Hello,
I am trying to use joint factor analysis in spear for my own dataset and thus created my own config file for the database and specifying the file in verify command. I have unlabelled training data and since UBM training is unsupervised, a single column of training data in 'train_world.lst' should suffice, as per my understanding. But it gives me an error and on checking the code in bob/bio/base/database/filelist/models.py there is validation for 2 columns for 'train_world'.lst file as shown below.
def _read_column_list(self, list_file, column_count):
# read the list
rows = self._read_multi_column_list(list_file)
# extract the file from the first two columns
file_list = []
for row in rows:
if column_count == 2:
assert len(row) == 2
# we expect: filename client_id
file_list.append(FileListFile(file_name=row[0], client_id=row[1]))
elif column_count == 3:
assert len(row) in (2, 3)
# we expect: filename, model_id, client_id
file_list.append(FileListFile(file_name=row[0], client_id=row[2] if len(row) > 2 else row[1], model_id=row[1]))
elif column_count == 4:
assert len(row) in (3, 4)

## Supplied entries:
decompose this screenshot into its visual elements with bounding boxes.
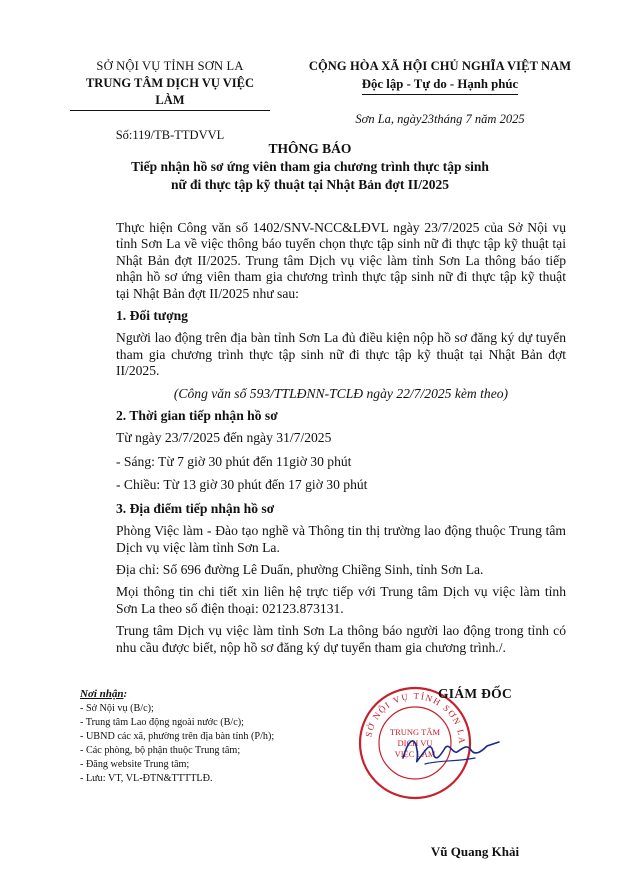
...
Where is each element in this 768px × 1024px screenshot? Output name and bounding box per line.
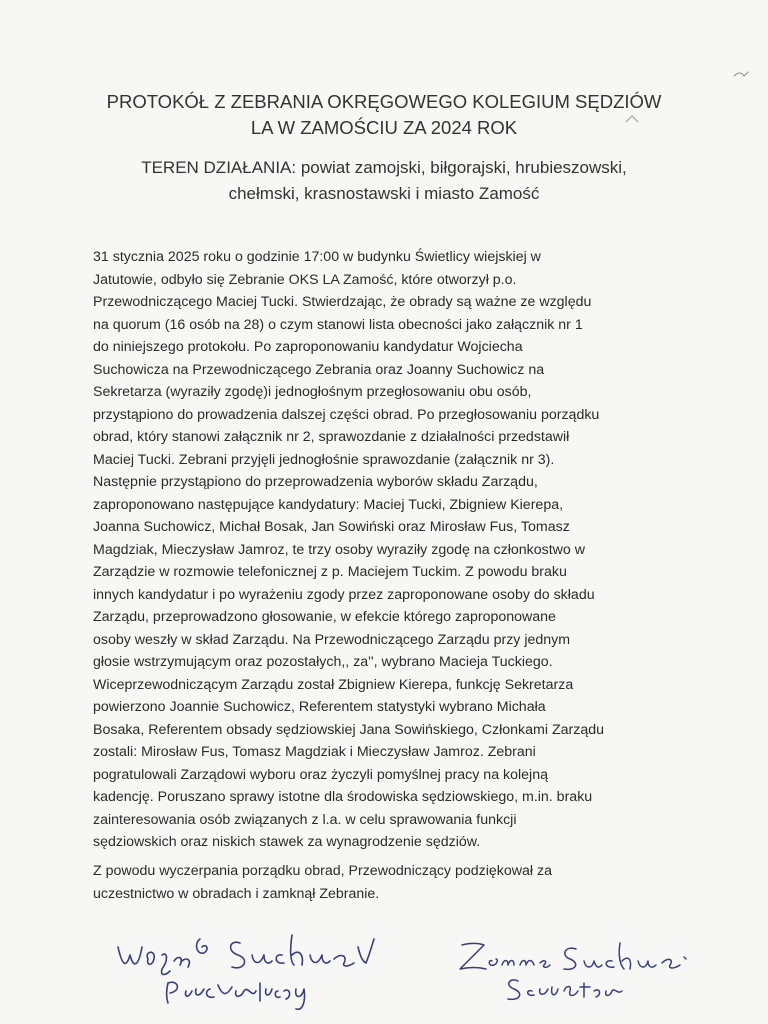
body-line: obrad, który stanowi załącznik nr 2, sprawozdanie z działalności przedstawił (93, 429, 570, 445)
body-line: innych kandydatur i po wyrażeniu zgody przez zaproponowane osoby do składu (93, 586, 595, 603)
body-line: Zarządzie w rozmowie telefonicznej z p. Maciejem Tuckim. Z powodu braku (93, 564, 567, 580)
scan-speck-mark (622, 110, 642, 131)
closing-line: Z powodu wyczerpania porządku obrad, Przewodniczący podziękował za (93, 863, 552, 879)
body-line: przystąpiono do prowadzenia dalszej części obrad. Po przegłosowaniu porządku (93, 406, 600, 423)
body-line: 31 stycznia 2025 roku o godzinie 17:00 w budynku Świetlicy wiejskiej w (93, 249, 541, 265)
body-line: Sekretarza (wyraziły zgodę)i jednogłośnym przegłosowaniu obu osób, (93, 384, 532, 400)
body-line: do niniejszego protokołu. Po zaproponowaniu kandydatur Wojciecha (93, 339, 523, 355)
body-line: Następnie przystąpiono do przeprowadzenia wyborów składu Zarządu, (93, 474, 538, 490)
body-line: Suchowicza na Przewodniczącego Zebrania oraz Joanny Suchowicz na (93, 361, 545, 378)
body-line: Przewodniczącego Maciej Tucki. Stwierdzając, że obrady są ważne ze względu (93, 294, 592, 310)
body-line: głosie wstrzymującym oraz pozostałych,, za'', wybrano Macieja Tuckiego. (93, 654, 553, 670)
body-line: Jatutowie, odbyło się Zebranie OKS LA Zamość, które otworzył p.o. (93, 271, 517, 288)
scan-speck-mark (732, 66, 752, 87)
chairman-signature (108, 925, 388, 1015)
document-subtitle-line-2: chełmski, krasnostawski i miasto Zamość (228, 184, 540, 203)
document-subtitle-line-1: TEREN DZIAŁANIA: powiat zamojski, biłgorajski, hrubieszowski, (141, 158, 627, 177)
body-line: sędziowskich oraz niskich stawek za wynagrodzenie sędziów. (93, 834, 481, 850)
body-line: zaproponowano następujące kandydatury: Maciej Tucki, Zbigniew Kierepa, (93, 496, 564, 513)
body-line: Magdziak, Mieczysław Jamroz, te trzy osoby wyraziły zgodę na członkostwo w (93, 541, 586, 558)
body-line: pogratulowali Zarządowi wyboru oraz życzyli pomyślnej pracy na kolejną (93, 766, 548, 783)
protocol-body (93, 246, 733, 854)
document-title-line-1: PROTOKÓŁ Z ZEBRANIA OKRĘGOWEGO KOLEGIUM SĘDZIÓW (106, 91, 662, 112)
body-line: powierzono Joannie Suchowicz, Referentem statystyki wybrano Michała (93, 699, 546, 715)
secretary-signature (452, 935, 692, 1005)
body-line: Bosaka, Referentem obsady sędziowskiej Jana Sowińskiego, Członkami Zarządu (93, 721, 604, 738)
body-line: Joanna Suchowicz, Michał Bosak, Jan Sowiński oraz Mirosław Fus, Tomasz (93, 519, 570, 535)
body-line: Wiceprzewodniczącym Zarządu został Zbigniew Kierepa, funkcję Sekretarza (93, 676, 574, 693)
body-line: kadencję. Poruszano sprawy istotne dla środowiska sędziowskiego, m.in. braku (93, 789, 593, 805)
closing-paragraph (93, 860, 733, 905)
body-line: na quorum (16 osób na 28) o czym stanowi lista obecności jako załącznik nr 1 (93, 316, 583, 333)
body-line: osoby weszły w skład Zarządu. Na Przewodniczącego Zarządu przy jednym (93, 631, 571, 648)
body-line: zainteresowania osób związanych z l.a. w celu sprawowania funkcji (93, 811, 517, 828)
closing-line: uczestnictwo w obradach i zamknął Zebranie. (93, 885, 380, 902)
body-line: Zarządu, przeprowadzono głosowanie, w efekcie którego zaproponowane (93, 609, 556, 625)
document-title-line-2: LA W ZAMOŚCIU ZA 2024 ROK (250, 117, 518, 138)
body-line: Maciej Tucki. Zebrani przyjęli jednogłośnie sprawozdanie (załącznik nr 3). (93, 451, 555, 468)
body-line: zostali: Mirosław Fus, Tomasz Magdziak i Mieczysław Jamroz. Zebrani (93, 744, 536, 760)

## What you should do:
Pick up the forum post about the two-column check on train_world.lst right after its last line, and write what comes next.

## The answer:
# we expect: filename, model_id, claimed_id, client_id
file_list.append(FileListFile(file_name=row[0], client_id=row[3] if len(row) > 3 else row[1], model_id=row[1],
claimed_id=row[2]))
else:
raise ValueError(
"The given column count %d cannot be interpreted. This is a BUG, please report to the author." % column_count)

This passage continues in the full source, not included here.